— Tasks to perform —
**1.** In the message about RADIUS and simultaneous logins, why could some add and remove records for an online user table be lost? Reply in one to three sentences.
**2.** Pick up the message about RADIUS and simultaneous logins right after its final sentence.
··· Text
Re: ESVA radius and Radius 2.0

Larry Vaden (vaden@texoma.net)
Thu, 19 Dec 1996 08:07:35 -0600

At 08:49 AM 12/19/96 -0500, Stephen Zedalis wrote:
>On Thu, 19 Dec 1996, Larry Vaden wrote:
>
>> Why has Livingston not supported limiting simultaneous logins to date?
>
>I would assume it is because Livingston RADIUS is stateless. Ie. It has
>no idea at a particular point in time who is logged on. All it does is
>send udp packets for particular events. Ie. Is this guy an authorized
>user? Yes, he is. User Joe started a session at 0915 (logged only), User
>Fred stopped a session at 0916 (logged) There is no database of current
>users. That would introduce an extreme amount of complexity to radiusd.
>Its not as simple as merely maintaining a online user table. What if
>power is lost to the authorization server, the accounting server, or one
>of the terminal servers? How can we be sure that those users are removed
>from the user table? All this happens via udp where packets can get lost.
>So some add and remove records could be lost. Establishing the connection
>via tcp instead would introduce at least a 3 packet overhead for each
>transaction. What about multiple terminal servers? Also there may be a
>need for SOME accounts to allow multiple logins. So then you would have
>to implement a query/update function for radius to periodically ask each
>terminal server who is online to update its database independent of normal
>RADIUS authentication. It CAN be done (see Merit Radius or ESVA Radius)
>However, Merit radius can be very complex with its multiple realms, etc.
······
··· Record excerpts
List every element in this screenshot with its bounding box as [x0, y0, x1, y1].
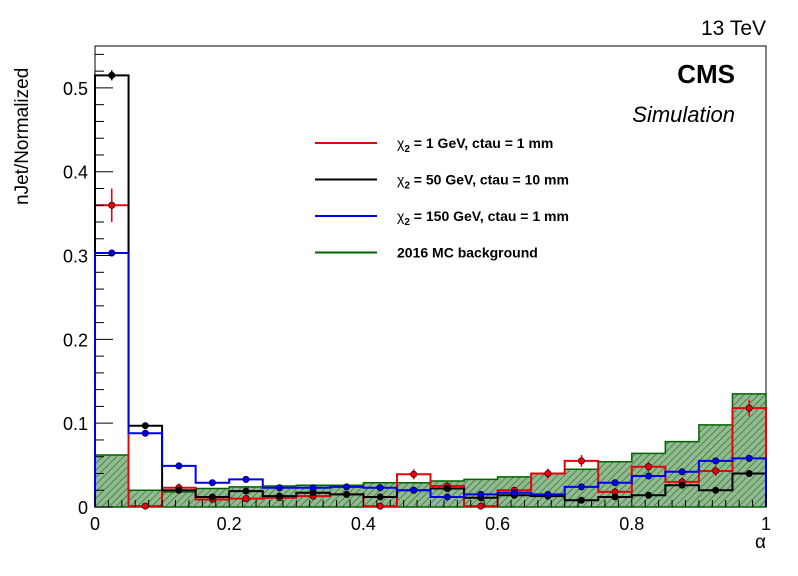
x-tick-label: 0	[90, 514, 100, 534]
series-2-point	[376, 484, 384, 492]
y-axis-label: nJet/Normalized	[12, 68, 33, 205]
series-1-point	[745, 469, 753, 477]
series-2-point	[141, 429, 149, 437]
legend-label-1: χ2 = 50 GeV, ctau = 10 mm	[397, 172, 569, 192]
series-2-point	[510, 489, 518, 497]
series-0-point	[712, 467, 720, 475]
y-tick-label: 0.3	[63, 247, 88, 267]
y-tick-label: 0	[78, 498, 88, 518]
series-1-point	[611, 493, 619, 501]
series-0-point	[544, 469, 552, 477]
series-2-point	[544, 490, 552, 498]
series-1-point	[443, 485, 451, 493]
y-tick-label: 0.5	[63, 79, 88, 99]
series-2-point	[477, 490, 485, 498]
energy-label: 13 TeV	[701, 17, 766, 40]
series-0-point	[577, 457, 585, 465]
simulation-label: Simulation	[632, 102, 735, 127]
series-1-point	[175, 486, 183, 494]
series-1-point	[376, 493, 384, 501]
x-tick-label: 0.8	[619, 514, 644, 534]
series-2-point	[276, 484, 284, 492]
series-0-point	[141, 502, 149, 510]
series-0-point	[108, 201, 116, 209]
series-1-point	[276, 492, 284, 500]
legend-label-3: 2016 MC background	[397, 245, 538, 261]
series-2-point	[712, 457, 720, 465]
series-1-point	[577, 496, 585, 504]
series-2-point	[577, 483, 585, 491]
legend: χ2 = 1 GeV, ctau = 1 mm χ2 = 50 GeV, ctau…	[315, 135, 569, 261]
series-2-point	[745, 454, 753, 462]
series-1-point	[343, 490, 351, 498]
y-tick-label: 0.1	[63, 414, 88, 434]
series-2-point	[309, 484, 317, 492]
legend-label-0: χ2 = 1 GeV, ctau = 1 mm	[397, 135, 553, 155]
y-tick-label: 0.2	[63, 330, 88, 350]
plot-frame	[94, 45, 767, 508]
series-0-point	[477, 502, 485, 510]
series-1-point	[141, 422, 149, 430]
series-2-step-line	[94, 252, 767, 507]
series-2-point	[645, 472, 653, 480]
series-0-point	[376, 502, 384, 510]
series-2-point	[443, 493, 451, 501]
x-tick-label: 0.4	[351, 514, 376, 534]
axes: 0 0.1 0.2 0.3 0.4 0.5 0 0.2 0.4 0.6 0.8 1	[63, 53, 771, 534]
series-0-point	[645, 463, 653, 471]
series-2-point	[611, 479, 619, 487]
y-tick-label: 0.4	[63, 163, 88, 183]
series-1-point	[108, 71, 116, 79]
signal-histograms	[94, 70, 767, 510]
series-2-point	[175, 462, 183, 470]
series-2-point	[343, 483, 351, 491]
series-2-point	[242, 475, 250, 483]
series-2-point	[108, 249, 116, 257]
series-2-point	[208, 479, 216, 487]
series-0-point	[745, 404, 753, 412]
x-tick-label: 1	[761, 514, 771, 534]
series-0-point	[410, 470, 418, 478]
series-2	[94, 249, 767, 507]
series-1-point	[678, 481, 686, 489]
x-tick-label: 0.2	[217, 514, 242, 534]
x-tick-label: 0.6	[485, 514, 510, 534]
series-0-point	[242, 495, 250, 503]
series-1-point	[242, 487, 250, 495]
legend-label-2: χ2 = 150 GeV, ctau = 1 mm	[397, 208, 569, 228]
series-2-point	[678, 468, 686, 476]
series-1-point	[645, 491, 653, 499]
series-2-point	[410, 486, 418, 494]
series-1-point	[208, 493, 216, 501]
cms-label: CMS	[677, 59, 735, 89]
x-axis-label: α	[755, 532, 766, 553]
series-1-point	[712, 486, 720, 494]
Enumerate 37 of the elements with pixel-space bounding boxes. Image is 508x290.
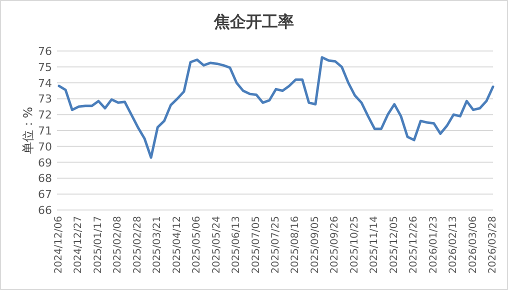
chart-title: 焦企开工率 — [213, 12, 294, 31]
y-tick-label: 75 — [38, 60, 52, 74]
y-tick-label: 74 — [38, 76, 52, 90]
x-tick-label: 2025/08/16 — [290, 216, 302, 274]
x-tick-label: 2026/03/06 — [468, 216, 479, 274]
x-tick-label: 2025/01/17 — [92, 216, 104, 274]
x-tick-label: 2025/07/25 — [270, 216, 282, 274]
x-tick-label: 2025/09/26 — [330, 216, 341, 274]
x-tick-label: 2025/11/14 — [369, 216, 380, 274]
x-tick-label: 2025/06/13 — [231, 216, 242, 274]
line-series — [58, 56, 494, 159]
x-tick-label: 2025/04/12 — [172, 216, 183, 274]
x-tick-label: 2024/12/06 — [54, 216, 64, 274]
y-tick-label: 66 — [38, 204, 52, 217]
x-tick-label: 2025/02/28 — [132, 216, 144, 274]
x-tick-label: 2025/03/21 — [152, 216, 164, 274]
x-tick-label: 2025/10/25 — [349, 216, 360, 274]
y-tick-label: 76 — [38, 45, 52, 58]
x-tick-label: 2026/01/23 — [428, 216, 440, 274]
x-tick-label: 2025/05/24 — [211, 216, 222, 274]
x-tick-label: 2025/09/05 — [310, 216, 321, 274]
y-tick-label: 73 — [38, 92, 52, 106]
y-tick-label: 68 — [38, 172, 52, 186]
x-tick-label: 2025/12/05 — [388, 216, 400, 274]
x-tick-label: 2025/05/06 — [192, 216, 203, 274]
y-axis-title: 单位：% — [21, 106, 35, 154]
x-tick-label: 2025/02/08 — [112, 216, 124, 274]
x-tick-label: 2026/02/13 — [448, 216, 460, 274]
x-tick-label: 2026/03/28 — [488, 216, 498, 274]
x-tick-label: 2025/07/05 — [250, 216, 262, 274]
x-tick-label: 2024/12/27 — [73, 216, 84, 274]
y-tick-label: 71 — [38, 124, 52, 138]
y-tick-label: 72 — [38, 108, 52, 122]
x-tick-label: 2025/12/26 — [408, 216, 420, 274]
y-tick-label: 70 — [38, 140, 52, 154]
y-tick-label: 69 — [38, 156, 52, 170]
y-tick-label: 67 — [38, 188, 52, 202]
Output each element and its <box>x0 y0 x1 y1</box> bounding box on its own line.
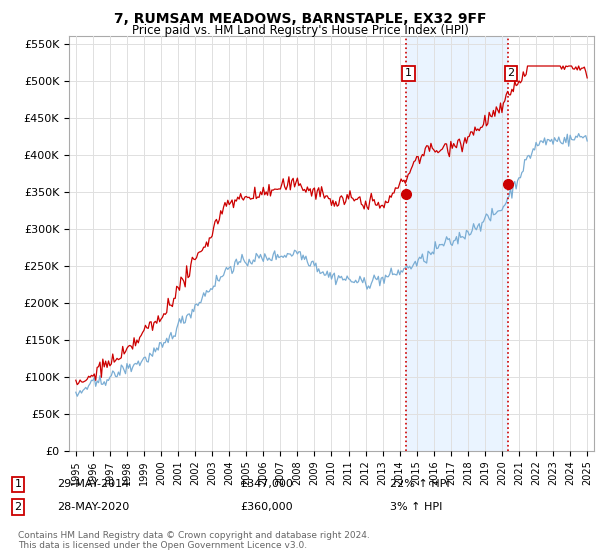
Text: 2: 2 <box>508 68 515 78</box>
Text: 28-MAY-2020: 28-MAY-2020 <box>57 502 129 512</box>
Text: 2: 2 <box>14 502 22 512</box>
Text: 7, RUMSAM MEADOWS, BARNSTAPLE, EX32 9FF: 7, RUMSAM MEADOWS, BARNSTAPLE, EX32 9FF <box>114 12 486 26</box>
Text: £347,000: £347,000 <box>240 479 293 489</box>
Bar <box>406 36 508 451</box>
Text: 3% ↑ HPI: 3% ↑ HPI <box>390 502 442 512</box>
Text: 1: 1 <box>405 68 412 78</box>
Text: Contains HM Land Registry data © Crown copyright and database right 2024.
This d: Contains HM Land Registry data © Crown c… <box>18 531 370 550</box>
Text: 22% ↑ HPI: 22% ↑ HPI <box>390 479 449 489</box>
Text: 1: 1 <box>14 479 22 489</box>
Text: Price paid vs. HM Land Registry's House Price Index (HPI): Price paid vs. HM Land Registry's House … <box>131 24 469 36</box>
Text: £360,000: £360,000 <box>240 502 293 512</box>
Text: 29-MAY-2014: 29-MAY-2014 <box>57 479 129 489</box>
······
— Responses —
**1.** Those records would be sent over UDP, and UDP packets can get lost. Some of the add and remove records could therefore fail to arrive.

**2.**
>(not to mention more expensive) and ESVA may not be robust enough for a
>huge ISP with tens of thousands of users and multiple POP's (nor was it
>meant to be).

OK, so 21 lines later, back to my original question ... keeping in mind
that this is one of an ISP's major sources of lost revenue. BTW, limiting
here is key, not PREVENTING.

>To be stable, accurate, and conform to the RADIUS RFC, Livingston has not
>to this point supported the prevention of multiple logins. It has always
>been in "the next version of RADIUS". I'm sure RADIUS 2.0 will be patched
>to prevent them before Livingston comes out with it. Or you can look to
>solutions like pmmon that effectively maintains its own user list while
>doing a "show sessions" on each portmaster to query who is on. If it
>finds a duplicate login it resets the port. (Hopefully it does this fast
>enough to prevent someone accidentally being knocked off because the
>last caller on that port was a duplicate login and just logged off a few
>seconds before)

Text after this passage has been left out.